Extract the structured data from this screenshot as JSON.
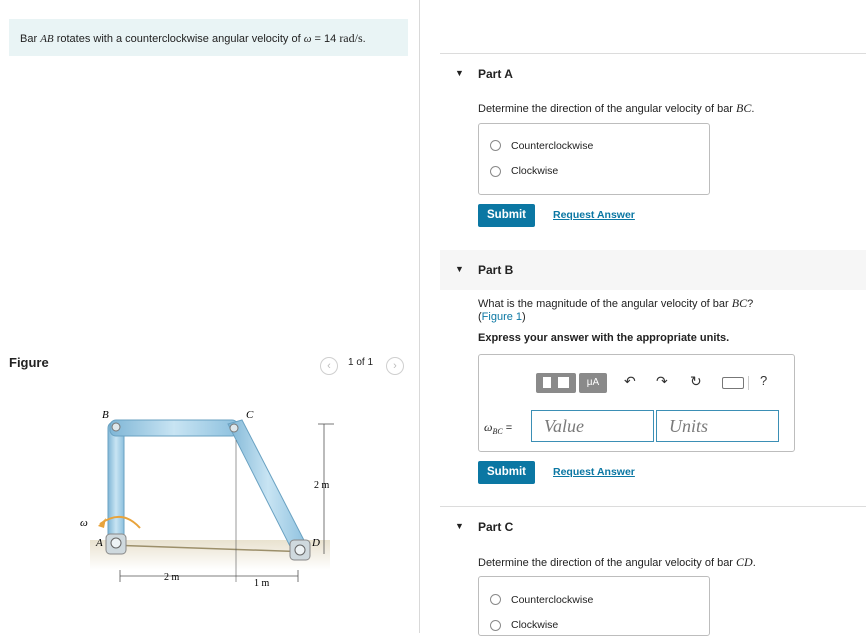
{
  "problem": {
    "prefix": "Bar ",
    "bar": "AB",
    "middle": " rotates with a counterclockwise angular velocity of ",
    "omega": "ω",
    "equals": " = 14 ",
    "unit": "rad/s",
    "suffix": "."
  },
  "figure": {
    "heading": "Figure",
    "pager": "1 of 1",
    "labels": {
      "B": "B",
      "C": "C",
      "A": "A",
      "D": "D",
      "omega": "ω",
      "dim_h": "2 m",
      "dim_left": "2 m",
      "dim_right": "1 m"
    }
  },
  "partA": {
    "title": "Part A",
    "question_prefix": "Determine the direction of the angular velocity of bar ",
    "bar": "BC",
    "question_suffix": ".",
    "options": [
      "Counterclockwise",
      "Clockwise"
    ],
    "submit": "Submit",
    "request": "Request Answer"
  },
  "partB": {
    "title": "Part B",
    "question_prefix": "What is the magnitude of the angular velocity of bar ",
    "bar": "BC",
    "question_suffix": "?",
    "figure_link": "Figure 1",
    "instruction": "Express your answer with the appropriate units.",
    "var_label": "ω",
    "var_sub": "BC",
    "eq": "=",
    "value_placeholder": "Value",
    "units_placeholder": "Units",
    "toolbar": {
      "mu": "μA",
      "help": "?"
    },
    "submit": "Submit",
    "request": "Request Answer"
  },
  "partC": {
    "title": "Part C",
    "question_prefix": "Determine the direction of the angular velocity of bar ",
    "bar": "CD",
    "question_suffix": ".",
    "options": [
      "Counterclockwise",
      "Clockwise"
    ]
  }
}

Aim of the task: Locate the word "with" in the records and collect each line it appears in.

The solution:
    "middle": " rotates with a counterclockwise angular velocity of ",
    "instruction": "Express your answer with the appropriate units.",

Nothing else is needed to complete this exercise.